**Requirements:**
For the material that follows, list every line containing the word "metadata".
begin Working data
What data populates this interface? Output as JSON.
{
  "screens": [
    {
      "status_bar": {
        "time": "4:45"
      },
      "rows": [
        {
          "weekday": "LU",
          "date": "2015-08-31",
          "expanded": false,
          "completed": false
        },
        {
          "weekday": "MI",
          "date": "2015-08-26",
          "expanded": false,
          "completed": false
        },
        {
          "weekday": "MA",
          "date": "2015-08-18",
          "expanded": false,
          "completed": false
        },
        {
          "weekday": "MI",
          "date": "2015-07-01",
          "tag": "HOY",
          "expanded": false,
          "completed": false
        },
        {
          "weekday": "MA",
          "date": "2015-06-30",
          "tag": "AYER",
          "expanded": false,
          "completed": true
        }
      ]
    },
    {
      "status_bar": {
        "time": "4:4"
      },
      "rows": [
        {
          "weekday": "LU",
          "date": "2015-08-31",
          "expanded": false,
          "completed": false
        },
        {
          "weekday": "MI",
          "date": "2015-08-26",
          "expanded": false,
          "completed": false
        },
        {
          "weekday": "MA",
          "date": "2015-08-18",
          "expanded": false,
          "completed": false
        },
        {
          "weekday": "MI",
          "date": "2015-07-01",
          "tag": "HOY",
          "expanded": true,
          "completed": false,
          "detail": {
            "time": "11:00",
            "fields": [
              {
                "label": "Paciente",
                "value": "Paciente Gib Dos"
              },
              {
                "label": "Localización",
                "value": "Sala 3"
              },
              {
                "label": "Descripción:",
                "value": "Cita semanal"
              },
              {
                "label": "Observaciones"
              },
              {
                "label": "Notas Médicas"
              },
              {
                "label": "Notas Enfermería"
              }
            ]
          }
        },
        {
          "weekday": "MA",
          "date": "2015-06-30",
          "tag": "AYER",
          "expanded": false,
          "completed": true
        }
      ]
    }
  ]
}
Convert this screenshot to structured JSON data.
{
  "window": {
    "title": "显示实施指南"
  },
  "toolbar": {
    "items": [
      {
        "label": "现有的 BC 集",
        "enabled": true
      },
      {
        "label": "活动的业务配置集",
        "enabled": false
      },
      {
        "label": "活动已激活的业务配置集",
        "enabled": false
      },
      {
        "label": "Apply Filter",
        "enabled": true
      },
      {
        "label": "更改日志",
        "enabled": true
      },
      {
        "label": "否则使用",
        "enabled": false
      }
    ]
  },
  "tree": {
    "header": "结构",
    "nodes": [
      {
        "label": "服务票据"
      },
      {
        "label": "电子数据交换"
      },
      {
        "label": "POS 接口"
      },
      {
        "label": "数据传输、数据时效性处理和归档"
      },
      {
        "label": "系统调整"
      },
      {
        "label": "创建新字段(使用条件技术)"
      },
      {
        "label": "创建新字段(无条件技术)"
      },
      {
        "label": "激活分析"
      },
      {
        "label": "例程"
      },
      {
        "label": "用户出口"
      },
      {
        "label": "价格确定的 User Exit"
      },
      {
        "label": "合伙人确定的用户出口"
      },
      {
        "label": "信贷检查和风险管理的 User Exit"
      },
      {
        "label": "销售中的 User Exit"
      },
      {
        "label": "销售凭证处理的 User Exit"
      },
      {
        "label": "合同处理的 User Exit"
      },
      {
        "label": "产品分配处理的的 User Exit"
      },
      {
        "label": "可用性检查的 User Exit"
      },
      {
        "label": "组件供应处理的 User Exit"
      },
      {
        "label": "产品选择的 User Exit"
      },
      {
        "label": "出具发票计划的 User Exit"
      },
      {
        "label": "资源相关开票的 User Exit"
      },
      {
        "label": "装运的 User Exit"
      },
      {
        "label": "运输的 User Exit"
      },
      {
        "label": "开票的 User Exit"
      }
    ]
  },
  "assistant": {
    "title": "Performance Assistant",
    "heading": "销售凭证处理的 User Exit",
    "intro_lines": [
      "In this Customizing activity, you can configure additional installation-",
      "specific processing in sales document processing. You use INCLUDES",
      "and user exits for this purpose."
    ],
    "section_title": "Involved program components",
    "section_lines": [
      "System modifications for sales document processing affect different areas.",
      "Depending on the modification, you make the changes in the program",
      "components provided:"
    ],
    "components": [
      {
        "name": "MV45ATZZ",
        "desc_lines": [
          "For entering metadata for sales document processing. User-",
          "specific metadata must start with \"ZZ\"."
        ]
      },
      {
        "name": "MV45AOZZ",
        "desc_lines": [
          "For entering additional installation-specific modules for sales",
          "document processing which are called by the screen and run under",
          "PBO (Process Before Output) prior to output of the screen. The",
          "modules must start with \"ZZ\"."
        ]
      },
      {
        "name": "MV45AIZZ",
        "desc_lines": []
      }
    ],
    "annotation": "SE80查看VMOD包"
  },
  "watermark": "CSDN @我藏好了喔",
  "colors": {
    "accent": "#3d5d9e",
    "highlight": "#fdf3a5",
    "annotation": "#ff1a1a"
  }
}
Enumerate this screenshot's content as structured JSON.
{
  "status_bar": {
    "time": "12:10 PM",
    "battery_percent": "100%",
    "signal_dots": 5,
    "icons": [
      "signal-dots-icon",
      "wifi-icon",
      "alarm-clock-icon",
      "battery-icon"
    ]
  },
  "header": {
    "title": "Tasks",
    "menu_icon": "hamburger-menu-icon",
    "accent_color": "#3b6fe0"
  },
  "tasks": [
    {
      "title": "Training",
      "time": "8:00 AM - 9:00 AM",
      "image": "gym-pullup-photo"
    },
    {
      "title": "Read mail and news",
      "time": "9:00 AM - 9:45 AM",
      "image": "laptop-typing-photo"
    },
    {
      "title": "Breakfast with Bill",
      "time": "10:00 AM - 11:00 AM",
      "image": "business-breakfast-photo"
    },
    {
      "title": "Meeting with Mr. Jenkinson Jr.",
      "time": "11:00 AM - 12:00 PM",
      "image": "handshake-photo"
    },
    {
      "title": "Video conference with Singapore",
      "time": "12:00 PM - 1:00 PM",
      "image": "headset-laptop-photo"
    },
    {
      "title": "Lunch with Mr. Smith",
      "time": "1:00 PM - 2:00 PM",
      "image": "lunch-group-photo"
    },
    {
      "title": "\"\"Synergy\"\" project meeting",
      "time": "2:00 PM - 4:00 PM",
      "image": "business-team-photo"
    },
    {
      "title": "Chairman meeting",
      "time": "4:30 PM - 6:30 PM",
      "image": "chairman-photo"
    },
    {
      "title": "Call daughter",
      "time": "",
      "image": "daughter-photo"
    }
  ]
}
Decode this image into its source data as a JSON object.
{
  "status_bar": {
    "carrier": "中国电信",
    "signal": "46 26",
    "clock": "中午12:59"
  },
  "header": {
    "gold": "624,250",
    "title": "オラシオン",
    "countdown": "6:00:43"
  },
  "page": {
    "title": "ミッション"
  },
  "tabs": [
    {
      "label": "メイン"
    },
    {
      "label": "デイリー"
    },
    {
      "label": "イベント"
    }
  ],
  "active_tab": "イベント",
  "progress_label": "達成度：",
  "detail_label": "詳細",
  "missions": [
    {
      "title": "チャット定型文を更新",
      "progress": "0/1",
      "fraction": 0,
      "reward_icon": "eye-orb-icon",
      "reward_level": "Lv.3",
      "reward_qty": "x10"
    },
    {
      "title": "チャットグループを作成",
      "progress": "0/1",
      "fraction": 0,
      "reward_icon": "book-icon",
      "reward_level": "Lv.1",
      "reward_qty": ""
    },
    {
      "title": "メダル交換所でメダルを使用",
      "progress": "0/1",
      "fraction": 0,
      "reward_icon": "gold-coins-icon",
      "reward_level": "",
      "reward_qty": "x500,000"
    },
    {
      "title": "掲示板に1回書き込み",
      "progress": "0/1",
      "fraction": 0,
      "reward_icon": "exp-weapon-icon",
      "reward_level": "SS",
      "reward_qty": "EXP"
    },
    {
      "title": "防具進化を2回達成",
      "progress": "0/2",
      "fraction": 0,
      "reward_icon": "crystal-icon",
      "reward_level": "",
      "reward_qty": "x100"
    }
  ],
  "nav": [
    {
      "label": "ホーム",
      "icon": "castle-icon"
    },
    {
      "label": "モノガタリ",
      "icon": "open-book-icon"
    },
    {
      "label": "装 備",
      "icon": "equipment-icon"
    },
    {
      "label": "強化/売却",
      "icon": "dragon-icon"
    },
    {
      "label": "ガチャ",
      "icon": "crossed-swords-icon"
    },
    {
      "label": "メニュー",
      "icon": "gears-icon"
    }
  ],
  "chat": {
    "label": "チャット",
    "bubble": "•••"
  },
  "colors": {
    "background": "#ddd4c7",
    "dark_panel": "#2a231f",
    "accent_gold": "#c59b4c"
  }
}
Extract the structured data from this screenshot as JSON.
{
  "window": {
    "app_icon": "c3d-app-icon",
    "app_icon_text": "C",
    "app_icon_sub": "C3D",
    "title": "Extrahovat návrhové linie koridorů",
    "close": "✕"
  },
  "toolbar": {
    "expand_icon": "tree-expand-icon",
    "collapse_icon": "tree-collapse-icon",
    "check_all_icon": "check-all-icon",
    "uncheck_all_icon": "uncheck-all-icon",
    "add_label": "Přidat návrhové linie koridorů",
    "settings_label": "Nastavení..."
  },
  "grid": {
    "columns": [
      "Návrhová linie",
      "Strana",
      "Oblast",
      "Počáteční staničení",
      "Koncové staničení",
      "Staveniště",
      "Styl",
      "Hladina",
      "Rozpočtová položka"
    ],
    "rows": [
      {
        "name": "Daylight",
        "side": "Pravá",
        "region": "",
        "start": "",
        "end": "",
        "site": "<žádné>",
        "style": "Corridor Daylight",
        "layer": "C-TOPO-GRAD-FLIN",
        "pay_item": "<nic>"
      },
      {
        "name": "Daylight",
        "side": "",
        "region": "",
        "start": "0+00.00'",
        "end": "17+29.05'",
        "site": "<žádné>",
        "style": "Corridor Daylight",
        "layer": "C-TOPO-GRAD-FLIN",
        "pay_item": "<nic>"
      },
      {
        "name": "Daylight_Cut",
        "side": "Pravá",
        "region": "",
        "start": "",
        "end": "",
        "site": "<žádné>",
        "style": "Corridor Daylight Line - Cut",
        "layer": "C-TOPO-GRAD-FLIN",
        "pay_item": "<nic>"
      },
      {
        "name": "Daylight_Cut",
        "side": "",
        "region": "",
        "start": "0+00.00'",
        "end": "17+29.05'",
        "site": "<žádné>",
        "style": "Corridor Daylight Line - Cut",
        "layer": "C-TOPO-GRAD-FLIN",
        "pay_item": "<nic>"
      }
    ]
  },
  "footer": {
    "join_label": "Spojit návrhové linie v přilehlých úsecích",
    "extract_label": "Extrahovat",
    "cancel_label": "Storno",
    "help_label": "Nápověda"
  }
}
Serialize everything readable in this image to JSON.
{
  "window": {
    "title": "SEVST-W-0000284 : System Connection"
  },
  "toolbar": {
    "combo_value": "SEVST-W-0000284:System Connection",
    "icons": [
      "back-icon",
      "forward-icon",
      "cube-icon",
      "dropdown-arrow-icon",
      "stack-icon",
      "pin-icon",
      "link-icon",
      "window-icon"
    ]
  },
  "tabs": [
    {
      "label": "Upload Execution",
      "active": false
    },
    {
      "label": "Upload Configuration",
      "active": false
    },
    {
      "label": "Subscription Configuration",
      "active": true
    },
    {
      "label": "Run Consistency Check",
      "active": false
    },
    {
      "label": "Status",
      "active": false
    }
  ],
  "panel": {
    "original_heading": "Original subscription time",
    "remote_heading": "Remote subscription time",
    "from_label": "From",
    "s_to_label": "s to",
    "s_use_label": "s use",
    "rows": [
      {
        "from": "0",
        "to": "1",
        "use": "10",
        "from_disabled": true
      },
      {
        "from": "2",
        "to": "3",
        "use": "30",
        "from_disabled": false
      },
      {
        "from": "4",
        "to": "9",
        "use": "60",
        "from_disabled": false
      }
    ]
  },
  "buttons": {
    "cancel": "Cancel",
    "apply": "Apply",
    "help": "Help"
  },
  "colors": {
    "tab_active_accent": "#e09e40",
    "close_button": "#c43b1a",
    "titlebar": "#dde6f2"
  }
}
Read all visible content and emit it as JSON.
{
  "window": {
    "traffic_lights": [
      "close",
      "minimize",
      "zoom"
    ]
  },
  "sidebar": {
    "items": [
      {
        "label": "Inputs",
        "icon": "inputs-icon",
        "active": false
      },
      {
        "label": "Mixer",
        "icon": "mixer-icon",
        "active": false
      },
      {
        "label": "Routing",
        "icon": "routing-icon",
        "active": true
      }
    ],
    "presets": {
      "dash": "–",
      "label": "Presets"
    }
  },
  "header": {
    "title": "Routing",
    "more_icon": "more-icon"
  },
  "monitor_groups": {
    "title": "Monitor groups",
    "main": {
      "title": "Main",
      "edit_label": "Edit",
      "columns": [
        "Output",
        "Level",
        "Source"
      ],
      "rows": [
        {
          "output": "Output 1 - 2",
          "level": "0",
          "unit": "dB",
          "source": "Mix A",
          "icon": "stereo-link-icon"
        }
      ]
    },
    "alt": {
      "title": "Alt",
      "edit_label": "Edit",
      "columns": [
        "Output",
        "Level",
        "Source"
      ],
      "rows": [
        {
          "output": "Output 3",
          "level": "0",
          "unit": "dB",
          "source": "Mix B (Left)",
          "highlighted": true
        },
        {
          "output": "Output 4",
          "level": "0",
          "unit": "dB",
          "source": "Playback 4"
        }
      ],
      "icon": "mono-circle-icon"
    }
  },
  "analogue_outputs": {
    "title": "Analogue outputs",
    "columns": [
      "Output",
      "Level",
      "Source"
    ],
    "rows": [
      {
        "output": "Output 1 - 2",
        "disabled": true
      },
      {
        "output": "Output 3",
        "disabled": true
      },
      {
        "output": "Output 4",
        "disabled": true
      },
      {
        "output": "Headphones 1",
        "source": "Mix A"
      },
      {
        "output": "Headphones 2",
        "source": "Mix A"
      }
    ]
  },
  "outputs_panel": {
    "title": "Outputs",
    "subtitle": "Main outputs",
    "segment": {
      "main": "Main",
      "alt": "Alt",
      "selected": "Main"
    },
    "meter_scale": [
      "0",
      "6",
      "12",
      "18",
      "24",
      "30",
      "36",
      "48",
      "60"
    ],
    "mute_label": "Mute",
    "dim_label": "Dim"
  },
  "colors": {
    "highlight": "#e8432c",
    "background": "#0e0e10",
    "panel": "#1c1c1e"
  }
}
end Working data
**Finished answer:**
          "For entering metadata for sales document processing. User-",
          "specific metadata must start with \"ZZ\"."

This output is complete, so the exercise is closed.